_GIVEN ENTRIES:_
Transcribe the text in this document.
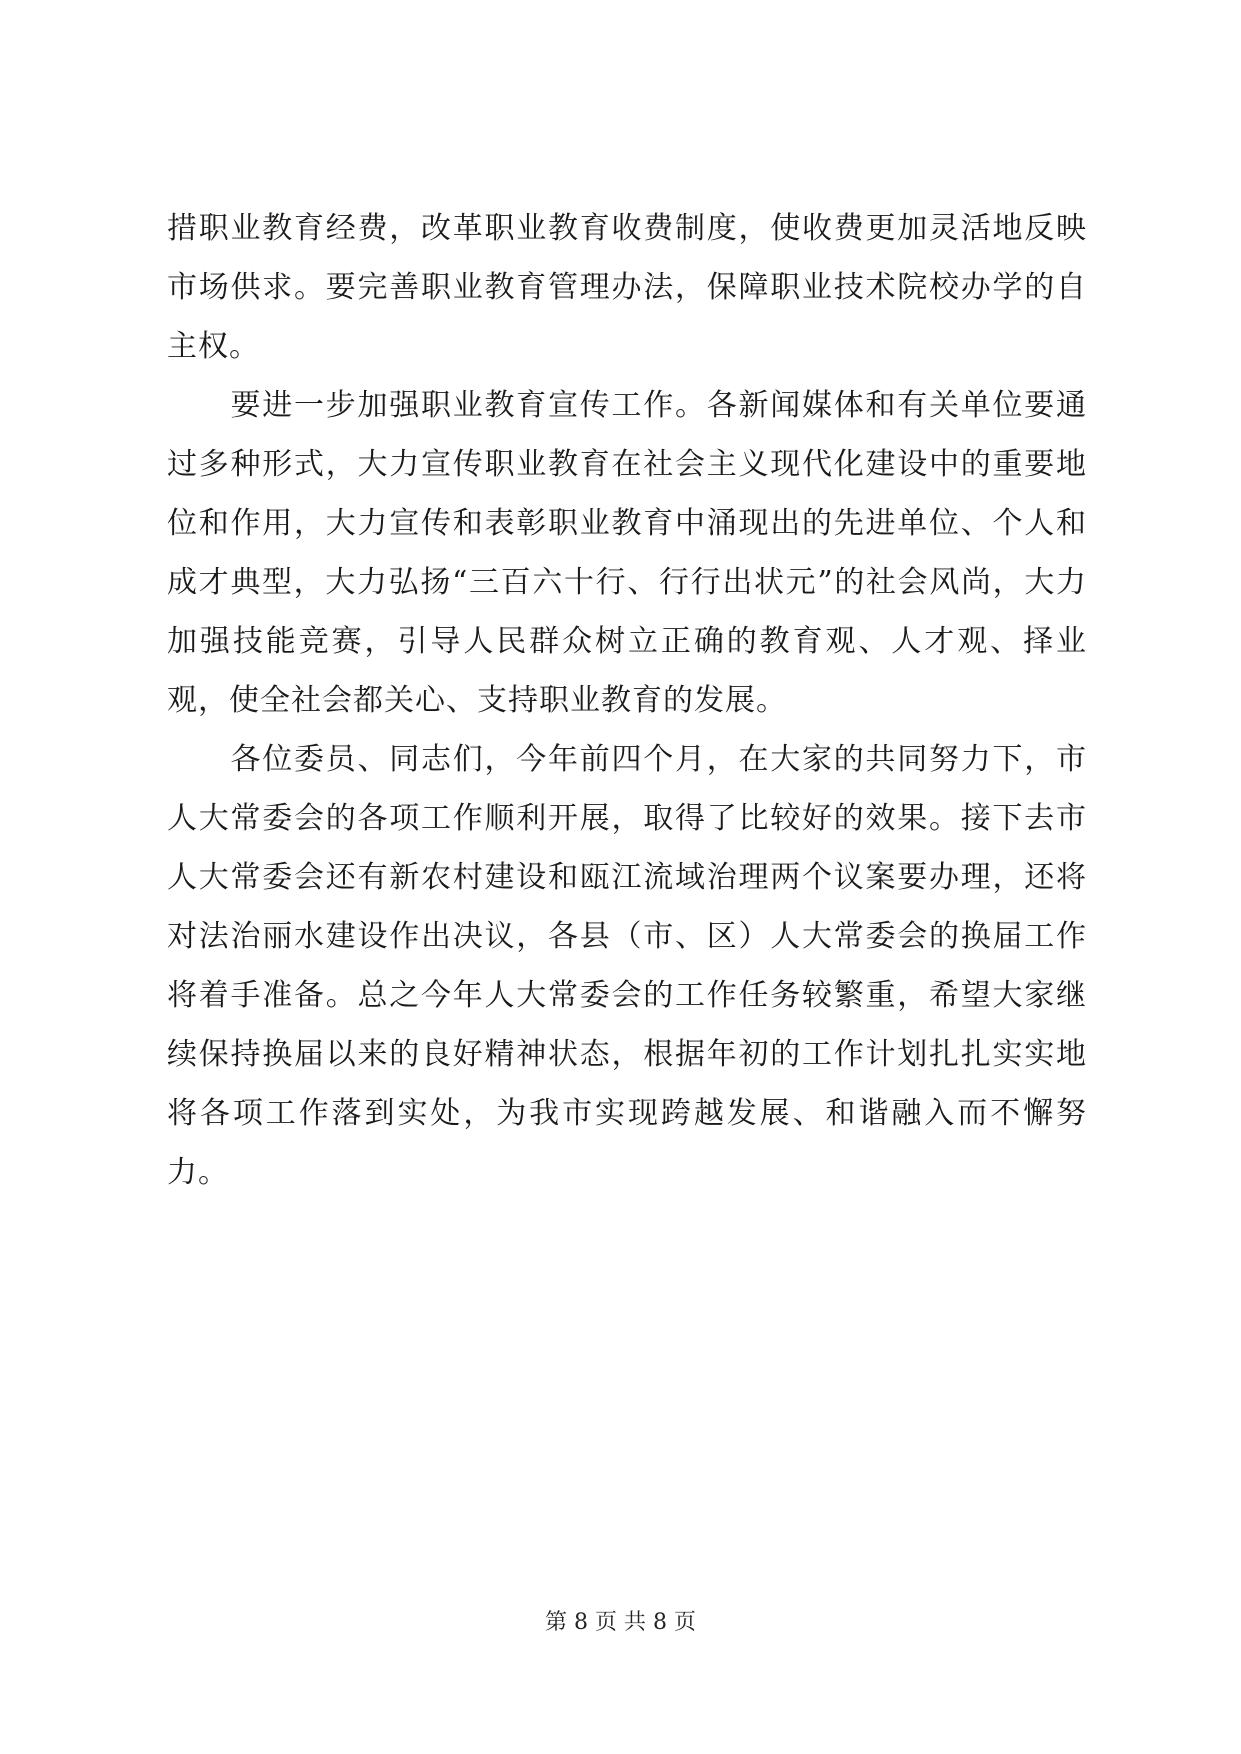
措职业教育经费，改革职业教育收费制度，使收费更加灵活地反映市场供求。要完善职业教育管理办法，保障职业技术院校办学的自主权。

　　要进一步加强职业教育宣传工作。各新闻媒体和有关单位要通过多种形式，大力宣传职业教育在社会主义现代化建设中的重要地位和作用，大力宣传和表彰职业教育中涌现出的先进单位、个人和成才典型，大力弘扬“三百六十行、行行出状元”的社会风尚，大力加强技能竞赛，引导人民群众树立正确的教育观、人才观、择业观，使全社会都关心、支持职业教育的发展。

　　各位委员、同志们，今年前四个月，在大家的共同努力下，市人大常委会的各项工作顺利开展，取得了比较好的效果。接下去市人大常委会还有新农村建设和瓯江流域治理两个议案要办理，还将对法治丽水建设作出决议，各县（市、区）人大常委会的换届工作将着手准备。总之今年人大常委会的工作任务较繁重，希望大家继续保持换届以来的良好精神状态，根据年初的工作计划扎扎实实地将各项工作落到实处，为我市实现跨越发展、和谐融入而不懈努力。

第 8 页 共 8 页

_AIM OF THE EXERCISE:_
Transcribe every record above exactly, leaving out the pictures.

_RESPONSE TO THIS EXERCISE:_
Transcribe the text in this document.
措职业教育经费，改革职业教育收费制度，使收费更加灵活地反映市场供求。要完善职业教育管理办法，保障职业技术院校办学的自主权。

　　要进一步加强职业教育宣传工作。各新闻媒体和有关单位要通过多种形式，大力宣传职业教育在社会主义现代化建设中的重要地位和作用，大力宣传和表彰职业教育中涌现出的先进单位、个人和成才典型，大力弘扬“三百六十行、行行出状元”的社会风尚，大力加强技能竞赛，引导人民群众树立正确的教育观、人才观、择业观，使全社会都关心、支持职业教育的发展。

　　各位委员、同志们，今年前四个月，在大家的共同努力下，市人大常委会的各项工作顺利开展，取得了比较好的效果。接下去市人大常委会还有新农村建设和瓯江流域治理两个议案要办理，还将对法治丽水建设作出决议，各县（市、区）人大常委会的换届工作将着手准备。总之今年人大常委会的工作任务较繁重，希望大家继续保持换届以来的良好精神状态，根据年初的工作计划扎扎实实地将各项工作落到实处，为我市实现跨越发展、和谐融入而不懈努力。

第 8 页 共 8 页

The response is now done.